■ **Prompt**
Using the material that follows, identify and copy each line with the string "type".

■ **Dataset excerpts**
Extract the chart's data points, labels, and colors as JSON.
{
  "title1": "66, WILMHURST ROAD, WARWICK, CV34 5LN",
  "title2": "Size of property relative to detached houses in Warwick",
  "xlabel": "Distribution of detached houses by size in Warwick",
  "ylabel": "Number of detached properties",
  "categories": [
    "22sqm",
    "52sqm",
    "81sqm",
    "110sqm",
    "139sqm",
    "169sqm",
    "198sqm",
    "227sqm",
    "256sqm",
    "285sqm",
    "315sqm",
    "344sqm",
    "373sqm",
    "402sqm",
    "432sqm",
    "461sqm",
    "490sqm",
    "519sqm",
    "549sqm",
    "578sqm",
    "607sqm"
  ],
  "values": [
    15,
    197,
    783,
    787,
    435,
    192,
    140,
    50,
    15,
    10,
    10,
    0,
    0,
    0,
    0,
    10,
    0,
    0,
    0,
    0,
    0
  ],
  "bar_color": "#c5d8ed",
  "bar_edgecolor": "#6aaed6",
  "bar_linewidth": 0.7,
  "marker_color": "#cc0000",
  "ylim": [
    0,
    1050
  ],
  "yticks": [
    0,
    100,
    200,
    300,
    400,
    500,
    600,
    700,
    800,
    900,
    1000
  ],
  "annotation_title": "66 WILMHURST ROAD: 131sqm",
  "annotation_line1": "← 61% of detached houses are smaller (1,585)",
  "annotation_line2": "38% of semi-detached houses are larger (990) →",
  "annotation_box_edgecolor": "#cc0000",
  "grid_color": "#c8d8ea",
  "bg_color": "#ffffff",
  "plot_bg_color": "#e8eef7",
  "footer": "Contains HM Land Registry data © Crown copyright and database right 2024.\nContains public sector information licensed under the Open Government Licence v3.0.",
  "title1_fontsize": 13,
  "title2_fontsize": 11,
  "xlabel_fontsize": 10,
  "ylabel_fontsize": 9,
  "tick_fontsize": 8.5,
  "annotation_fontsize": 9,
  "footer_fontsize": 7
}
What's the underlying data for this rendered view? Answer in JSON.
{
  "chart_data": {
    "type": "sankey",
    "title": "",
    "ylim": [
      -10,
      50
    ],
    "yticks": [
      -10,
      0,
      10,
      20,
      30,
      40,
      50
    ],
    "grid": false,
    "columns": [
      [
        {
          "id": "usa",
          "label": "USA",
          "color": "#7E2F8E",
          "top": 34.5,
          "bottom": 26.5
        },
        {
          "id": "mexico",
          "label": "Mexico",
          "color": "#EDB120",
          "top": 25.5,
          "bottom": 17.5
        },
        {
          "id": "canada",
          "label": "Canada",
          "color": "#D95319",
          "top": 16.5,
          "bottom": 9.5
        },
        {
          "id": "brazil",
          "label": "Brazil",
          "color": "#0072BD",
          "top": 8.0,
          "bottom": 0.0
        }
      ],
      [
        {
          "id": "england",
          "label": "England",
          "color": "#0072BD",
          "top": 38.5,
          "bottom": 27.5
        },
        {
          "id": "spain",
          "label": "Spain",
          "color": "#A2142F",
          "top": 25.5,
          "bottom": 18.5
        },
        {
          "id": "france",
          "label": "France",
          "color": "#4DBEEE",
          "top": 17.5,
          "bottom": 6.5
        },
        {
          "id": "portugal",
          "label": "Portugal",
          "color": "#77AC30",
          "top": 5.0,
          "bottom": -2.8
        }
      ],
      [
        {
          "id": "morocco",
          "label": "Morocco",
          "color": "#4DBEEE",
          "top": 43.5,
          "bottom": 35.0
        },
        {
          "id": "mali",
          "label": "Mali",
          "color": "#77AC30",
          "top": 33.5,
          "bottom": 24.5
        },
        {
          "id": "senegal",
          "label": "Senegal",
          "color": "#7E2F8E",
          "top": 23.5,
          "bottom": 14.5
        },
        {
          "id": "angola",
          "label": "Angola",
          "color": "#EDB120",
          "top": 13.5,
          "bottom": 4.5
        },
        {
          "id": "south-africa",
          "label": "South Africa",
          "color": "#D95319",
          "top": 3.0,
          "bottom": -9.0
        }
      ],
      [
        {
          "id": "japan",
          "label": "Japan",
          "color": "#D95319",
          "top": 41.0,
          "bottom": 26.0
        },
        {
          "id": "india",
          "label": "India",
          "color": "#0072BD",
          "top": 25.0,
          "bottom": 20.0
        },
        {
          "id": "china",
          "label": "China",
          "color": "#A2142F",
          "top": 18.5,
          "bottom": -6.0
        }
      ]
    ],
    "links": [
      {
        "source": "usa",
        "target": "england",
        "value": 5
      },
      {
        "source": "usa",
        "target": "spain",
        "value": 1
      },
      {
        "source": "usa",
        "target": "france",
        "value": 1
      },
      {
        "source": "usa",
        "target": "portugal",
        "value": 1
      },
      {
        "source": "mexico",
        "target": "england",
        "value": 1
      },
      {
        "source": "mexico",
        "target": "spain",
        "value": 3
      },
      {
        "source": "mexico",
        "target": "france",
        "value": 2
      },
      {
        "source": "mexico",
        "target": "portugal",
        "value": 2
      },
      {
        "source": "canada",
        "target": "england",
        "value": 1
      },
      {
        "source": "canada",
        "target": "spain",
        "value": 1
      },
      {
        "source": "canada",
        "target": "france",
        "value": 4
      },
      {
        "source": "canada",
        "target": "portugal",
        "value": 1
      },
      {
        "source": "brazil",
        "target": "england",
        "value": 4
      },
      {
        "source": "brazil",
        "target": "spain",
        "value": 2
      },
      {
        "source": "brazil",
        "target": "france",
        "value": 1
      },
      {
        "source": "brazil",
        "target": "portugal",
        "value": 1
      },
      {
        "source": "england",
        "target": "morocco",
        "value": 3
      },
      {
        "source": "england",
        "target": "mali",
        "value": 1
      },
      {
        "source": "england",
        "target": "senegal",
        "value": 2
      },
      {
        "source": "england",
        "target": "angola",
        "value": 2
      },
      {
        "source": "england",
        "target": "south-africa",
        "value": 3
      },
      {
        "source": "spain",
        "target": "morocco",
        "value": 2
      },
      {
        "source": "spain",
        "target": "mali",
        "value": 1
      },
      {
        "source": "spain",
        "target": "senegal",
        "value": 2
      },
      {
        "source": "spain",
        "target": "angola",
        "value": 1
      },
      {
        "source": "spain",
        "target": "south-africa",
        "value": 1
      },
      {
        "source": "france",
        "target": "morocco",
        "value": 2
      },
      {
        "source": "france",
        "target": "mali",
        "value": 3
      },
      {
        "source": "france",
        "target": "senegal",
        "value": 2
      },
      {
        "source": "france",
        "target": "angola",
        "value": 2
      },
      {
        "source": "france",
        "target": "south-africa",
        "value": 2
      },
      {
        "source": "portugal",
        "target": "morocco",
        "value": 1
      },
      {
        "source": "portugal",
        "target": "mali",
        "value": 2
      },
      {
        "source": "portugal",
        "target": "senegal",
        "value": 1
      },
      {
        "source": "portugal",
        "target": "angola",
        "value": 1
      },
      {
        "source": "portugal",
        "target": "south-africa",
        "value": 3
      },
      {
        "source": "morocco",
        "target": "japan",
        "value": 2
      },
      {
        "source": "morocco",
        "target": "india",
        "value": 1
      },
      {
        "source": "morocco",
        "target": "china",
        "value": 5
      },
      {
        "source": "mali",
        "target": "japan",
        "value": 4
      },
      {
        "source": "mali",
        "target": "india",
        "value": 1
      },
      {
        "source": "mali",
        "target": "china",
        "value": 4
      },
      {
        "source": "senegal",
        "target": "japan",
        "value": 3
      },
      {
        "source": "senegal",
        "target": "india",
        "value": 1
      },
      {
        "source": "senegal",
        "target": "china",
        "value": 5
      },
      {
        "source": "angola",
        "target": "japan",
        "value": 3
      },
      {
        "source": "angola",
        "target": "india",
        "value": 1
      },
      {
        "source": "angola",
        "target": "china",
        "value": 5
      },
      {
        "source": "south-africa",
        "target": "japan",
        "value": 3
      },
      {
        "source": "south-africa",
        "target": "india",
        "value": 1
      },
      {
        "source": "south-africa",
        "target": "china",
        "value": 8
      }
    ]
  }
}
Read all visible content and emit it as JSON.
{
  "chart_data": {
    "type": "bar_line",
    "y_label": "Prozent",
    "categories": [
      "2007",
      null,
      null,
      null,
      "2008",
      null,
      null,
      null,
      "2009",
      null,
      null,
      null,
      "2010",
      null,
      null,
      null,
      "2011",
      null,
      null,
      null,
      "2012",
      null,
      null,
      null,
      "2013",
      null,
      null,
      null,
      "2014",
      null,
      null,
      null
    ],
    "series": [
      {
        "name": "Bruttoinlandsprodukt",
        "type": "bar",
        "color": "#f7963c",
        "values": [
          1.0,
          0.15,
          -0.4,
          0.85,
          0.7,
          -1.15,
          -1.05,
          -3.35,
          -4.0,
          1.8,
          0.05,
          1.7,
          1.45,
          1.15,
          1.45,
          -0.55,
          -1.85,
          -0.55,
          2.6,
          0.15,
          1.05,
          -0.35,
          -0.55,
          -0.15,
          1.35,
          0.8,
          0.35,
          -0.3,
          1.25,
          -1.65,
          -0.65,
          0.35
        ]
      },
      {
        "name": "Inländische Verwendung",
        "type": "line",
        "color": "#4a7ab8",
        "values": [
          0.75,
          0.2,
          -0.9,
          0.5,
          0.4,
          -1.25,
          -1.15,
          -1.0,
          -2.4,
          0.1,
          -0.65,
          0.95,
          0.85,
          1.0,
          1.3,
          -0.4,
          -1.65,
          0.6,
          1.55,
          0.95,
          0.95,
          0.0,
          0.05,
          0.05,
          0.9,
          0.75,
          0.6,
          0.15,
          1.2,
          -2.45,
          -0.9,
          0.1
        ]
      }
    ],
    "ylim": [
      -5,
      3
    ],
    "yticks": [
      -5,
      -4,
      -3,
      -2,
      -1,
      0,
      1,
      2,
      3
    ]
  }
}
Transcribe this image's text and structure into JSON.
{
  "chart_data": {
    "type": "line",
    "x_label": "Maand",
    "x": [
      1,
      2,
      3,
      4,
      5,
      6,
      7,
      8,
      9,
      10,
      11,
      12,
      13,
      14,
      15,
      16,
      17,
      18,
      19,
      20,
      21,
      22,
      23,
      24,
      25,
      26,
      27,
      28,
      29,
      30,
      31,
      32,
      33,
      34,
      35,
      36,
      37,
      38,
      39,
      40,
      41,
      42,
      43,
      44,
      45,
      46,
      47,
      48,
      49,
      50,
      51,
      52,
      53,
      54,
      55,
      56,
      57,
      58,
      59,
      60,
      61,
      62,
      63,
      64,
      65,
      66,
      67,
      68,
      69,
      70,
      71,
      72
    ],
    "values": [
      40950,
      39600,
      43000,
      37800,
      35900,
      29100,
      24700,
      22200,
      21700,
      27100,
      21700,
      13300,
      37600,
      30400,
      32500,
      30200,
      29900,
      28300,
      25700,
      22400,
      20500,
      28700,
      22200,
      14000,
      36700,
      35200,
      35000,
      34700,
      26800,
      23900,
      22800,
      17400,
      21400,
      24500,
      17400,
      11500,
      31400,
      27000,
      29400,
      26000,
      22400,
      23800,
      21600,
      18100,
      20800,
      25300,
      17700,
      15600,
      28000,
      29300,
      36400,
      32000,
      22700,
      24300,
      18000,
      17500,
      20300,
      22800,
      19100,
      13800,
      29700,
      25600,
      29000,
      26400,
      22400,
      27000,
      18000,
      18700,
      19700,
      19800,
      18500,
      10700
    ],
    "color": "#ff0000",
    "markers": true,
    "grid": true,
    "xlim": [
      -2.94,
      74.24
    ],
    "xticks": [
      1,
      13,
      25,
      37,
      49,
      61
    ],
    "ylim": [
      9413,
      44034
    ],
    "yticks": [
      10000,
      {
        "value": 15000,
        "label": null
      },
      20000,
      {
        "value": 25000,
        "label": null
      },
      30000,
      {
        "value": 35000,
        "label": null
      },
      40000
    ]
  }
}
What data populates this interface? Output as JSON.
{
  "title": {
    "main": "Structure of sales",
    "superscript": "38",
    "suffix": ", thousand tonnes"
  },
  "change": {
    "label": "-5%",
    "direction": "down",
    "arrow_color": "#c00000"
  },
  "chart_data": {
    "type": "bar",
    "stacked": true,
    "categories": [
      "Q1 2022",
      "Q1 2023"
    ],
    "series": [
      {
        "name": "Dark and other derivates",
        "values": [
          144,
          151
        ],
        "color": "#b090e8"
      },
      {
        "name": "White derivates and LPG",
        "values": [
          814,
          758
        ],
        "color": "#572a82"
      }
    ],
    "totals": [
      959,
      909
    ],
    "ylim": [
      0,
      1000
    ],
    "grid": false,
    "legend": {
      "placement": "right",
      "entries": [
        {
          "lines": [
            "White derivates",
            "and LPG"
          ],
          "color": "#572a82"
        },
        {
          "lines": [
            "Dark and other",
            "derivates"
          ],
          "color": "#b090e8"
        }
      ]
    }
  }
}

■ **Solution**
    "type": "sankey",
    "type": "bar_line",
        "type": "bar",
        "type": "line",
    "type": "line",
    "type": "bar",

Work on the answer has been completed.